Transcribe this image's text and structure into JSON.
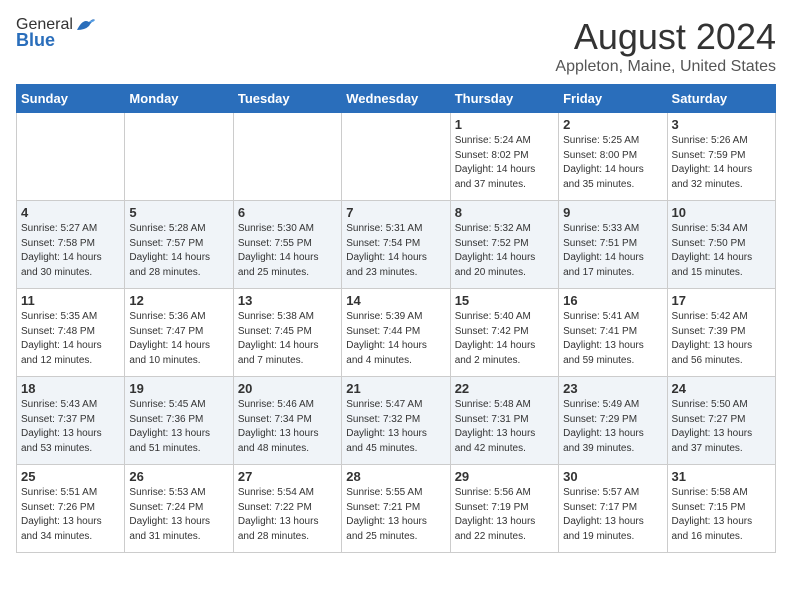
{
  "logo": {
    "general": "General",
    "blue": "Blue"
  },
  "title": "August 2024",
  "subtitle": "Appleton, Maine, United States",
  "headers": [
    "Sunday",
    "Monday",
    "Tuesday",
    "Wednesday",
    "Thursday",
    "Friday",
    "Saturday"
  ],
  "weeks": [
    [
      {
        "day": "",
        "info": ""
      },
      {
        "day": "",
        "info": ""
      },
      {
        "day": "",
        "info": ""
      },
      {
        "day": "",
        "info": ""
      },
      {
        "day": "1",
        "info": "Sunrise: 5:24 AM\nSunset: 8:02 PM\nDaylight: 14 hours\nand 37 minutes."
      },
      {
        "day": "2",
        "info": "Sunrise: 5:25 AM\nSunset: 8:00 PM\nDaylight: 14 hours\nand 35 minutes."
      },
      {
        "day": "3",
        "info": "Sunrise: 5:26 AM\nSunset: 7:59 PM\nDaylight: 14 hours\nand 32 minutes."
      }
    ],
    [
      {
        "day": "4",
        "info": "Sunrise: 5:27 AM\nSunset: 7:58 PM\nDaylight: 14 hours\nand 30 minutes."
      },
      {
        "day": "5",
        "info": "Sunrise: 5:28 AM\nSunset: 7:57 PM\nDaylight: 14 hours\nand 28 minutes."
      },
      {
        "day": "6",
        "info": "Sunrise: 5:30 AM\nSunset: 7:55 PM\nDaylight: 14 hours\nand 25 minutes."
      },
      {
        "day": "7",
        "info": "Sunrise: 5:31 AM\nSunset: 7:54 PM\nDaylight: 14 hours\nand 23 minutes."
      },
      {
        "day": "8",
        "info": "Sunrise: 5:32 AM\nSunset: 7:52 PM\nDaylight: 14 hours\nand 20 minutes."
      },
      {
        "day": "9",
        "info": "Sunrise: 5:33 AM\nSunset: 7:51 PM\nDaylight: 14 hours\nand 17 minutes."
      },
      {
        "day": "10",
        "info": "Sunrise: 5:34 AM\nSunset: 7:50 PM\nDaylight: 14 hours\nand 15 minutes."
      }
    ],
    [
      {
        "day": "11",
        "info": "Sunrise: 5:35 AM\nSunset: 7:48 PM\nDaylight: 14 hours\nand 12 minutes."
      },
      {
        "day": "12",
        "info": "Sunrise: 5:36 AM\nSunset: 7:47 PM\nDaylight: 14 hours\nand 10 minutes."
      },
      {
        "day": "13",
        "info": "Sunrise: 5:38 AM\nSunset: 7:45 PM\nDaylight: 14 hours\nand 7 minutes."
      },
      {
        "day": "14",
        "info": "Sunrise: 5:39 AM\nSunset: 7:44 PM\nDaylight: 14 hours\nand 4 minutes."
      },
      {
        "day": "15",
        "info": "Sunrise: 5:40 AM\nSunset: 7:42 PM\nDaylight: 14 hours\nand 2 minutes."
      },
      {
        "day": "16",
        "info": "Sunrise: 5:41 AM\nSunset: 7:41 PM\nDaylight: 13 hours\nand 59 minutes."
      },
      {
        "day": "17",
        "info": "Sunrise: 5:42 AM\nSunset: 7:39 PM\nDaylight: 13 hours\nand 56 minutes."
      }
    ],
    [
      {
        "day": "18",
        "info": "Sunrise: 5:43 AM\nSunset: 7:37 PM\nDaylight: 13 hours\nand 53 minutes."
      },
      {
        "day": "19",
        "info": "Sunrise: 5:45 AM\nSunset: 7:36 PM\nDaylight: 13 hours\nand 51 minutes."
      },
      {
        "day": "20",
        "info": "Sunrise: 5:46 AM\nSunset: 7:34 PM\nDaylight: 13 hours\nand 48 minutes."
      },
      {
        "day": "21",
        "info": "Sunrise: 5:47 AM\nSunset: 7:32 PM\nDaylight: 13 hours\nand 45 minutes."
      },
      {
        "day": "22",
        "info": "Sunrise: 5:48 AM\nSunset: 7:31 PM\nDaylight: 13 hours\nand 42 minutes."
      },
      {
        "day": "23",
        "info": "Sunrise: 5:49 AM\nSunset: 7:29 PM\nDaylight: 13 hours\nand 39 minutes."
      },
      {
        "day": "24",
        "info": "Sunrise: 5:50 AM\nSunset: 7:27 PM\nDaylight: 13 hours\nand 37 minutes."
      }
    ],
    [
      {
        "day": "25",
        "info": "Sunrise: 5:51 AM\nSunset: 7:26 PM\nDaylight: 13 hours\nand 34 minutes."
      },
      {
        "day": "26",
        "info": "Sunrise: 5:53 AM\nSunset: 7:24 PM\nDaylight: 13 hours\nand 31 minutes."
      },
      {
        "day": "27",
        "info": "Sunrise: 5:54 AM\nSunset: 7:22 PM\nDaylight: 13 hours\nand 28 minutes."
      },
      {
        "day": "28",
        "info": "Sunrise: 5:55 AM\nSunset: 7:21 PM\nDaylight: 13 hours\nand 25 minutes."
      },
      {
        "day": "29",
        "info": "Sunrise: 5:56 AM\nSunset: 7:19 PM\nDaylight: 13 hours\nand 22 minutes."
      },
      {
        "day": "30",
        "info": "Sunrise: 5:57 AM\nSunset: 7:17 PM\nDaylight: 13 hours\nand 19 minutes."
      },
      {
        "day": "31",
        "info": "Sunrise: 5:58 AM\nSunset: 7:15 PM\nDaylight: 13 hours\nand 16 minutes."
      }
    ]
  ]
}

§ **Problem statement**
Leave the pictures out, and print every line of the listing exactly as written.

§ **Answer to this problem**
Transcribe this image's text and structure into JSON.
{
  "logo": {
    "general": "General",
    "blue": "Blue"
  },
  "title": "August 2024",
  "subtitle": "Appleton, Maine, United States",
  "headers": [
    "Sunday",
    "Monday",
    "Tuesday",
    "Wednesday",
    "Thursday",
    "Friday",
    "Saturday"
  ],
  "weeks": [
    [
      {
        "day": "",
        "info": ""
      },
      {
        "day": "",
        "info": ""
      },
      {
        "day": "",
        "info": ""
      },
      {
        "day": "",
        "info": ""
      },
      {
        "day": "1",
        "info": "Sunrise: 5:24 AM\nSunset: 8:02 PM\nDaylight: 14 hours\nand 37 minutes."
      },
      {
        "day": "2",
        "info": "Sunrise: 5:25 AM\nSunset: 8:00 PM\nDaylight: 14 hours\nand 35 minutes."
      },
      {
        "day": "3",
        "info": "Sunrise: 5:26 AM\nSunset: 7:59 PM\nDaylight: 14 hours\nand 32 minutes."
      }
    ],
    [
      {
        "day": "4",
        "info": "Sunrise: 5:27 AM\nSunset: 7:58 PM\nDaylight: 14 hours\nand 30 minutes."
      },
      {
        "day": "5",
        "info": "Sunrise: 5:28 AM\nSunset: 7:57 PM\nDaylight: 14 hours\nand 28 minutes."
      },
      {
        "day": "6",
        "info": "Sunrise: 5:30 AM\nSunset: 7:55 PM\nDaylight: 14 hours\nand 25 minutes."
      },
      {
        "day": "7",
        "info": "Sunrise: 5:31 AM\nSunset: 7:54 PM\nDaylight: 14 hours\nand 23 minutes."
      },
      {
        "day": "8",
        "info": "Sunrise: 5:32 AM\nSunset: 7:52 PM\nDaylight: 14 hours\nand 20 minutes."
      },
      {
        "day": "9",
        "info": "Sunrise: 5:33 AM\nSunset: 7:51 PM\nDaylight: 14 hours\nand 17 minutes."
      },
      {
        "day": "10",
        "info": "Sunrise: 5:34 AM\nSunset: 7:50 PM\nDaylight: 14 hours\nand 15 minutes."
      }
    ],
    [
      {
        "day": "11",
        "info": "Sunrise: 5:35 AM\nSunset: 7:48 PM\nDaylight: 14 hours\nand 12 minutes."
      },
      {
        "day": "12",
        "info": "Sunrise: 5:36 AM\nSunset: 7:47 PM\nDaylight: 14 hours\nand 10 minutes."
      },
      {
        "day": "13",
        "info": "Sunrise: 5:38 AM\nSunset: 7:45 PM\nDaylight: 14 hours\nand 7 minutes."
      },
      {
        "day": "14",
        "info": "Sunrise: 5:39 AM\nSunset: 7:44 PM\nDaylight: 14 hours\nand 4 minutes."
      },
      {
        "day": "15",
        "info": "Sunrise: 5:40 AM\nSunset: 7:42 PM\nDaylight: 14 hours\nand 2 minutes."
      },
      {
        "day": "16",
        "info": "Sunrise: 5:41 AM\nSunset: 7:41 PM\nDaylight: 13 hours\nand 59 minutes."
      },
      {
        "day": "17",
        "info": "Sunrise: 5:42 AM\nSunset: 7:39 PM\nDaylight: 13 hours\nand 56 minutes."
      }
    ],
    [
      {
        "day": "18",
        "info": "Sunrise: 5:43 AM\nSunset: 7:37 PM\nDaylight: 13 hours\nand 53 minutes."
      },
      {
        "day": "19",
        "info": "Sunrise: 5:45 AM\nSunset: 7:36 PM\nDaylight: 13 hours\nand 51 minutes."
      },
      {
        "day": "20",
        "info": "Sunrise: 5:46 AM\nSunset: 7:34 PM\nDaylight: 13 hours\nand 48 minutes."
      },
      {
        "day": "21",
        "info": "Sunrise: 5:47 AM\nSunset: 7:32 PM\nDaylight: 13 hours\nand 45 minutes."
      },
      {
        "day": "22",
        "info": "Sunrise: 5:48 AM\nSunset: 7:31 PM\nDaylight: 13 hours\nand 42 minutes."
      },
      {
        "day": "23",
        "info": "Sunrise: 5:49 AM\nSunset: 7:29 PM\nDaylight: 13 hours\nand 39 minutes."
      },
      {
        "day": "24",
        "info": "Sunrise: 5:50 AM\nSunset: 7:27 PM\nDaylight: 13 hours\nand 37 minutes."
      }
    ],
    [
      {
        "day": "25",
        "info": "Sunrise: 5:51 AM\nSunset: 7:26 PM\nDaylight: 13 hours\nand 34 minutes."
      },
      {
        "day": "26",
        "info": "Sunrise: 5:53 AM\nSunset: 7:24 PM\nDaylight: 13 hours\nand 31 minutes."
      },
      {
        "day": "27",
        "info": "Sunrise: 5:54 AM\nSunset: 7:22 PM\nDaylight: 13 hours\nand 28 minutes."
      },
      {
        "day": "28",
        "info": "Sunrise: 5:55 AM\nSunset: 7:21 PM\nDaylight: 13 hours\nand 25 minutes."
      },
      {
        "day": "29",
        "info": "Sunrise: 5:56 AM\nSunset: 7:19 PM\nDaylight: 13 hours\nand 22 minutes."
      },
      {
        "day": "30",
        "info": "Sunrise: 5:57 AM\nSunset: 7:17 PM\nDaylight: 13 hours\nand 19 minutes."
      },
      {
        "day": "31",
        "info": "Sunrise: 5:58 AM\nSunset: 7:15 PM\nDaylight: 13 hours\nand 16 minutes."
      }
    ]
  ]
}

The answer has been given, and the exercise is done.